[Records that describe figures]
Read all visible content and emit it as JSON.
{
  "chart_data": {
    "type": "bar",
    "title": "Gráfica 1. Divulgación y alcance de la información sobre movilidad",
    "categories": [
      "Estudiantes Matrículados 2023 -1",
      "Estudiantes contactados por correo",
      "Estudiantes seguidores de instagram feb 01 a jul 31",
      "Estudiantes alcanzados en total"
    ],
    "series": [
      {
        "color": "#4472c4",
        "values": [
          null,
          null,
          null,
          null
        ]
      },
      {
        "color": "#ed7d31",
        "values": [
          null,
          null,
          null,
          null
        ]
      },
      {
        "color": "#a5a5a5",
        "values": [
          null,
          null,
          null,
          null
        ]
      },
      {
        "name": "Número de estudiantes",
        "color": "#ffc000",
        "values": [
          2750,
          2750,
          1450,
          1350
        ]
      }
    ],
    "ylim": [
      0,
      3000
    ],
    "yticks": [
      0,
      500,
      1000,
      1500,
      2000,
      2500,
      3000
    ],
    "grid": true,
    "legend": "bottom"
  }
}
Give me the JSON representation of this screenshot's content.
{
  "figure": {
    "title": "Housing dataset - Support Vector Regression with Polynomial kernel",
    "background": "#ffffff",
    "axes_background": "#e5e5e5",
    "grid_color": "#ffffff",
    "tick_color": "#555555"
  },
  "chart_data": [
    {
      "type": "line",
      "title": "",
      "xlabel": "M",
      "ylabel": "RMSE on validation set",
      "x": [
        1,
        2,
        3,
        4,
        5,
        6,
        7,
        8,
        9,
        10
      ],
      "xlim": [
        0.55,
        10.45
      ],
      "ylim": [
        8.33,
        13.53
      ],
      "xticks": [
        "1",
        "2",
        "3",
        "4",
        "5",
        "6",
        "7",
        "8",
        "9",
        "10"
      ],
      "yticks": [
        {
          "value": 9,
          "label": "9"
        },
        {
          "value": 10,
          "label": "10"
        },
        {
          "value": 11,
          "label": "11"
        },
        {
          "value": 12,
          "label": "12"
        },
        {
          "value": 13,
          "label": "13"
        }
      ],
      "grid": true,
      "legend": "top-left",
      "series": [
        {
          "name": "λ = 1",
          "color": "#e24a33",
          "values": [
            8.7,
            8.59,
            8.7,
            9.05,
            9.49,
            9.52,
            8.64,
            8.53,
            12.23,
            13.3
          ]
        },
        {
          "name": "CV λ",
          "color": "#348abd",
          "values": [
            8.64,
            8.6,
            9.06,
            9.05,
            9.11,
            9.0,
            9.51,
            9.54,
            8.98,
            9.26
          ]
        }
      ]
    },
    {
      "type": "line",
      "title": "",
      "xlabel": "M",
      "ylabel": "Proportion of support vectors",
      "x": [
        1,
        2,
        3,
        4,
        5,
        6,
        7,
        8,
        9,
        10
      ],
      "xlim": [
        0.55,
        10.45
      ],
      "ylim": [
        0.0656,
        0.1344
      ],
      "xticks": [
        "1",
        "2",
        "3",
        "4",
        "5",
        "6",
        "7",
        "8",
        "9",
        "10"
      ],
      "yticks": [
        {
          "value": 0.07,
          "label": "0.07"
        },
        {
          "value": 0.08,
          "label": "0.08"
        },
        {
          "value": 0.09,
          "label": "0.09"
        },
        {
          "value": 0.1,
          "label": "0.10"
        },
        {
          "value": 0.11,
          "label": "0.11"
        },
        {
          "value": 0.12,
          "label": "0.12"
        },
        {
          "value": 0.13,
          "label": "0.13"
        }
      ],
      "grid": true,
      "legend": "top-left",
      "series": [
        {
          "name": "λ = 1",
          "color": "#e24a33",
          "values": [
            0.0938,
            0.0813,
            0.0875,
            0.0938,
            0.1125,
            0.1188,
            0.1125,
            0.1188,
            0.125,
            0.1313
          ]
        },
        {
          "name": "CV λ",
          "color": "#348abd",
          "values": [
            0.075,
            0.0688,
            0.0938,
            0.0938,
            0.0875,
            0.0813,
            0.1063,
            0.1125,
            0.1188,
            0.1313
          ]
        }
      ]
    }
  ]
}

[YOUR TASK]
Write out all of the records once more, exactly.

[ANSWER TO THE TASK]
Read all visible content and emit it as JSON.
{
  "chart_data": {
    "type": "bar",
    "title": "Gráfica 1. Divulgación y alcance de la información sobre movilidad",
    "categories": [
      "Estudiantes Matrículados 2023 -1",
      "Estudiantes contactados por correo",
      "Estudiantes seguidores de instagram feb 01 a jul 31",
      "Estudiantes alcanzados en total"
    ],
    "series": [
      {
        "color": "#4472c4",
        "values": [
          null,
          null,
          null,
          null
        ]
      },
      {
        "color": "#ed7d31",
        "values": [
          null,
          null,
          null,
          null
        ]
      },
      {
        "color": "#a5a5a5",
        "values": [
          null,
          null,
          null,
          null
        ]
      },
      {
        "name": "Número de estudiantes",
        "color": "#ffc000",
        "values": [
          2750,
          2750,
          1450,
          1350
        ]
      }
    ],
    "ylim": [
      0,
      3000
    ],
    "yticks": [
      0,
      500,
      1000,
      1500,
      2000,
      2500,
      3000
    ],
    "grid": true,
    "legend": "bottom"
  }
}
Give me the JSON representation of this screenshot's content.
{
  "figure": {
    "title": "Housing dataset - Support Vector Regression with Polynomial kernel",
    "background": "#ffffff",
    "axes_background": "#e5e5e5",
    "grid_color": "#ffffff",
    "tick_color": "#555555"
  },
  "chart_data": [
    {
      "type": "line",
      "title": "",
      "xlabel": "M",
      "ylabel": "RMSE on validation set",
      "x": [
        1,
        2,
        3,
        4,
        5,
        6,
        7,
        8,
        9,
        10
      ],
      "xlim": [
        0.55,
        10.45
      ],
      "ylim": [
        8.33,
        13.53
      ],
      "xticks": [
        "1",
        "2",
        "3",
        "4",
        "5",
        "6",
        "7",
        "8",
        "9",
        "10"
      ],
      "yticks": [
        {
          "value": 9,
          "label": "9"
        },
        {
          "value": 10,
          "label": "10"
        },
        {
          "value": 11,
          "label": "11"
        },
        {
          "value": 12,
          "label": "12"
        },
        {
          "value": 13,
          "label": "13"
        }
      ],
      "grid": true,
      "legend": "top-left",
      "series": [
        {
          "name": "λ = 1",
          "color": "#e24a33",
          "values": [
            8.7,
            8.59,
            8.7,
            9.05,
            9.49,
            9.52,
            8.64,
            8.53,
            12.23,
            13.3
          ]
        },
        {
          "name": "CV λ",
          "color": "#348abd",
          "values": [
            8.64,
            8.6,
            9.06,
            9.05,
            9.11,
            9.0,
            9.51,
            9.54,
            8.98,
            9.26
          ]
        }
      ]
    },
    {
      "type": "line",
      "title": "",
      "xlabel": "M",
      "ylabel": "Proportion of support vectors",
      "x": [
        1,
        2,
        3,
        4,
        5,
        6,
        7,
        8,
        9,
        10
      ],
      "xlim": [
        0.55,
        10.45
      ],
      "ylim": [
        0.0656,
        0.1344
      ],
      "xticks": [
        "1",
        "2",
        "3",
        "4",
        "5",
        "6",
        "7",
        "8",
        "9",
        "10"
      ],
      "yticks": [
        {
          "value": 0.07,
          "label": "0.07"
        },
        {
          "value": 0.08,
          "label": "0.08"
        },
        {
          "value": 0.09,
          "label": "0.09"
        },
        {
          "value": 0.1,
          "label": "0.10"
        },
        {
          "value": 0.11,
          "label": "0.11"
        },
        {
          "value": 0.12,
          "label": "0.12"
        },
        {
          "value": 0.13,
          "label": "0.13"
        }
      ],
      "grid": true,
      "legend": "top-left",
      "series": [
        {
          "name": "λ = 1",
          "color": "#e24a33",
          "values": [
            0.0938,
            0.0813,
            0.0875,
            0.0938,
            0.1125,
            0.1188,
            0.1125,
            0.1188,
            0.125,
            0.1313
          ]
        },
        {
          "name": "CV λ",
          "color": "#348abd",
          "values": [
            0.075,
            0.0688,
            0.0938,
            0.0938,
            0.0875,
            0.0813,
            0.1063,
            0.1125,
            0.1188,
            0.1313
          ]
        }
      ]
    }
  ]
}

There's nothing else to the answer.